### REQUEST
In the entries, find all lines that hold the word "JSON" and copy them.

### INPUT

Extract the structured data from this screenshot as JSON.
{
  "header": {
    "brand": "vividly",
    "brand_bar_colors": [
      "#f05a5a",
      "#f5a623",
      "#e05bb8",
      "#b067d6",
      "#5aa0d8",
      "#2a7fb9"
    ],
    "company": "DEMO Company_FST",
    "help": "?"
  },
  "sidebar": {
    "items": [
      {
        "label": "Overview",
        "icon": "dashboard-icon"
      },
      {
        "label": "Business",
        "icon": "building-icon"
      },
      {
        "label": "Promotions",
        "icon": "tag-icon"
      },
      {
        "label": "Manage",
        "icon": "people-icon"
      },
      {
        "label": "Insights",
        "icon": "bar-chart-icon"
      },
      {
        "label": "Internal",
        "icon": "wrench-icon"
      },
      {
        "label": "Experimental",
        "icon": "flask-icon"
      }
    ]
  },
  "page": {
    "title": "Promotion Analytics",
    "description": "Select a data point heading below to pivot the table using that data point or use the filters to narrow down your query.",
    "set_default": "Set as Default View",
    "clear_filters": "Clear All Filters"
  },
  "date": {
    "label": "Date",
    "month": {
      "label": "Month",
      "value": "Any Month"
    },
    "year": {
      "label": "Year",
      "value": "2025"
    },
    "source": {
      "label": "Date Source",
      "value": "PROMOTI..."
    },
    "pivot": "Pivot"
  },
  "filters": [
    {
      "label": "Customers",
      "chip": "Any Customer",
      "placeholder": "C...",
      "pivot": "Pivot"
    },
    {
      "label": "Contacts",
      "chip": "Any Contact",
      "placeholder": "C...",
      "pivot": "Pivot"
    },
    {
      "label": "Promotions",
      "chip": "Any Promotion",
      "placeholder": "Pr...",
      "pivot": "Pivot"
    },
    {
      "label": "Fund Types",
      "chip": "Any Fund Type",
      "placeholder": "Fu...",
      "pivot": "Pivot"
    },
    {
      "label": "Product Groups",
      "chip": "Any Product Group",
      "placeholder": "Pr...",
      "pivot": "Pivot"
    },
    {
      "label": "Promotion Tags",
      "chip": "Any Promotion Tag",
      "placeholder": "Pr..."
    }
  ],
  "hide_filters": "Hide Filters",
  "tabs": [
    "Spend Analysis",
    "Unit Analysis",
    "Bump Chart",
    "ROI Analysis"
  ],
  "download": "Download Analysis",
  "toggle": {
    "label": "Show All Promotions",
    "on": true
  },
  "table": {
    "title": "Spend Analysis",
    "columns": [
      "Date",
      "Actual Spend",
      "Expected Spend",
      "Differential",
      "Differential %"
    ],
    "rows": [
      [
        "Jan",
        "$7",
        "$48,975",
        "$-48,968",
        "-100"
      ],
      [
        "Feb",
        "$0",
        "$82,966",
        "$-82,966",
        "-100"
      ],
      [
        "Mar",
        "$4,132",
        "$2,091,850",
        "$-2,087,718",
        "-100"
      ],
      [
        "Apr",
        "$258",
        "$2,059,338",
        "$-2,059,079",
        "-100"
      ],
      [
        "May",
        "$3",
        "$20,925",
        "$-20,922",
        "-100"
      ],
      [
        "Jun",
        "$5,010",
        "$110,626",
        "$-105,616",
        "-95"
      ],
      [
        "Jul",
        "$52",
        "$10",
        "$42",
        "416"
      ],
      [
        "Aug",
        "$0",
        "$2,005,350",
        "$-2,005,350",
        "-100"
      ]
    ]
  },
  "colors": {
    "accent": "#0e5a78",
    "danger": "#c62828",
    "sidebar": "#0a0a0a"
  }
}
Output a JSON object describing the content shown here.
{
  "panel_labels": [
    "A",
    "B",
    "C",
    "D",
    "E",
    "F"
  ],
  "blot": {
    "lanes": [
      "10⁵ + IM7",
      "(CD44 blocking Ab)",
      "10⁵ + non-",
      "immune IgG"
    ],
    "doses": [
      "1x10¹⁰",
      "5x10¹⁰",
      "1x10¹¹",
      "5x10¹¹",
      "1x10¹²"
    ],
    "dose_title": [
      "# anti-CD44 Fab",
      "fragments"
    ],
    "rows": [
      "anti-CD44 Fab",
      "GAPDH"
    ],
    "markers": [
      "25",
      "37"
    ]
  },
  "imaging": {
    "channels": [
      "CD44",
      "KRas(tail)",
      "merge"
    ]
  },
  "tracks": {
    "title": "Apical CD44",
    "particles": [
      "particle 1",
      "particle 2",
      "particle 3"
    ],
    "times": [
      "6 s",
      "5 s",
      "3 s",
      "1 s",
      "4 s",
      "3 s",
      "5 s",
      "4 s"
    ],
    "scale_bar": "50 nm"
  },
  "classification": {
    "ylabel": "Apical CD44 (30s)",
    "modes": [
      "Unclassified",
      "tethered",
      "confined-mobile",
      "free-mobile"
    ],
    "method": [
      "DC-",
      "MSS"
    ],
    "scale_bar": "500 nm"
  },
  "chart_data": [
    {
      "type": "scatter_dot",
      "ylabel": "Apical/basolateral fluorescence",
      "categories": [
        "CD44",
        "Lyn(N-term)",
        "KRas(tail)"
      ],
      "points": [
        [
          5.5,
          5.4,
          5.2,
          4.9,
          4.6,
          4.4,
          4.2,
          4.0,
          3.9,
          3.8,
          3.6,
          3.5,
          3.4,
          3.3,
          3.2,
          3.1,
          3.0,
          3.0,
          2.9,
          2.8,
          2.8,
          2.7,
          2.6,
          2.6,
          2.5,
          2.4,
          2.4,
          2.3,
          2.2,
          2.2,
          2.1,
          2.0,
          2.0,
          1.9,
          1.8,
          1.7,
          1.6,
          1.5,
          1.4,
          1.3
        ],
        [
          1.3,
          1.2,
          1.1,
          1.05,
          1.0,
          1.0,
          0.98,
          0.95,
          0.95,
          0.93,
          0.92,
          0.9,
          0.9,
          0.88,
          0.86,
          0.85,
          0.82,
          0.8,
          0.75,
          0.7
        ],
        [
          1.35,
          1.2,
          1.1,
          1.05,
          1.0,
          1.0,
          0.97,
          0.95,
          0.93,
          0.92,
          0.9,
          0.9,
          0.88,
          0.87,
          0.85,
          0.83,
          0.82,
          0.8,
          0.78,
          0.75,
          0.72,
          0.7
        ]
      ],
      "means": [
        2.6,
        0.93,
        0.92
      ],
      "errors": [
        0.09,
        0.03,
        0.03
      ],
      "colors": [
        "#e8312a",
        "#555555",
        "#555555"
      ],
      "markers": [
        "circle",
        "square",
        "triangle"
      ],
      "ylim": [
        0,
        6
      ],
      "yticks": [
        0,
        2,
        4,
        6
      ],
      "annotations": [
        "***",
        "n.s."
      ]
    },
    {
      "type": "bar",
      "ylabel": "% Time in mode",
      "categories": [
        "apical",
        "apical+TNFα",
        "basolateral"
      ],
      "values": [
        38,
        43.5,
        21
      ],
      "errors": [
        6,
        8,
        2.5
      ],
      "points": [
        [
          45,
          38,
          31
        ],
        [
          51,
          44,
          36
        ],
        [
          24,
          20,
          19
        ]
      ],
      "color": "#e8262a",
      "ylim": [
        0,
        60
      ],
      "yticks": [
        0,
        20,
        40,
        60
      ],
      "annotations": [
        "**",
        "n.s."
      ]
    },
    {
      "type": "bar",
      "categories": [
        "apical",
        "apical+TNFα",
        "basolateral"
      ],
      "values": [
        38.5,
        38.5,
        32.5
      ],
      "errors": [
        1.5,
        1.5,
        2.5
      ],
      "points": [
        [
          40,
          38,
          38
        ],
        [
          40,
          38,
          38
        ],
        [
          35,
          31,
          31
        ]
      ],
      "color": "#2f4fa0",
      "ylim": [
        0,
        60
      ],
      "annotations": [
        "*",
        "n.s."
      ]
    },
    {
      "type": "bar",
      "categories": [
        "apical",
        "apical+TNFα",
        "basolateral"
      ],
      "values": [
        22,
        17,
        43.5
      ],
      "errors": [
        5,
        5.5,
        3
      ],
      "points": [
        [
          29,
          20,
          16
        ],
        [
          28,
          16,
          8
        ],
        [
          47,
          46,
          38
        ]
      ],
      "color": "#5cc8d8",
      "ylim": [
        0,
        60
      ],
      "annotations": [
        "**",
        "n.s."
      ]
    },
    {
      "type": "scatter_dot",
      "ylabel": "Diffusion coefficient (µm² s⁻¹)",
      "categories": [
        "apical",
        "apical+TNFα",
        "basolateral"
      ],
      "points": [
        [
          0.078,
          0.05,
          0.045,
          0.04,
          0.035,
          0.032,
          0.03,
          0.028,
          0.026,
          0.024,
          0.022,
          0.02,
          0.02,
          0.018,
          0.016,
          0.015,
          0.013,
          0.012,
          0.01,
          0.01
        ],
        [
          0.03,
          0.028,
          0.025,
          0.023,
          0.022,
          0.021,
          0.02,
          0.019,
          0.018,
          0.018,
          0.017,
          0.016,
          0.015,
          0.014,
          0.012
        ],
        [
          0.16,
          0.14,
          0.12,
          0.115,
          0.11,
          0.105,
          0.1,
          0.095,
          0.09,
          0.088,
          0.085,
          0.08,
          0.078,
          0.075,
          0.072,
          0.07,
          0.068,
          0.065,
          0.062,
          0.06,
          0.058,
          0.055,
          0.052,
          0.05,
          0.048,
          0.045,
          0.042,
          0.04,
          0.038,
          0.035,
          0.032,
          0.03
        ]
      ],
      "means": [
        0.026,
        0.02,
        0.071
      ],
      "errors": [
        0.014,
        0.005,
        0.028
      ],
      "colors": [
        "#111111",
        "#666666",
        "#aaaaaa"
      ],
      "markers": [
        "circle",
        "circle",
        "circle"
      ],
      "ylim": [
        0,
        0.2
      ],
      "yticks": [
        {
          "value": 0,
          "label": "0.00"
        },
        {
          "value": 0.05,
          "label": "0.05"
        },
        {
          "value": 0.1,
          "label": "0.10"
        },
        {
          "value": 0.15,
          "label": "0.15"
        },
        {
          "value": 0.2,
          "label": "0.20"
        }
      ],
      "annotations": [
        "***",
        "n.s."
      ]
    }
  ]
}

### EXERCISE SOLUTION
Extract the structured data from this screenshot as JSON.
Output a JSON object describing the content shown here.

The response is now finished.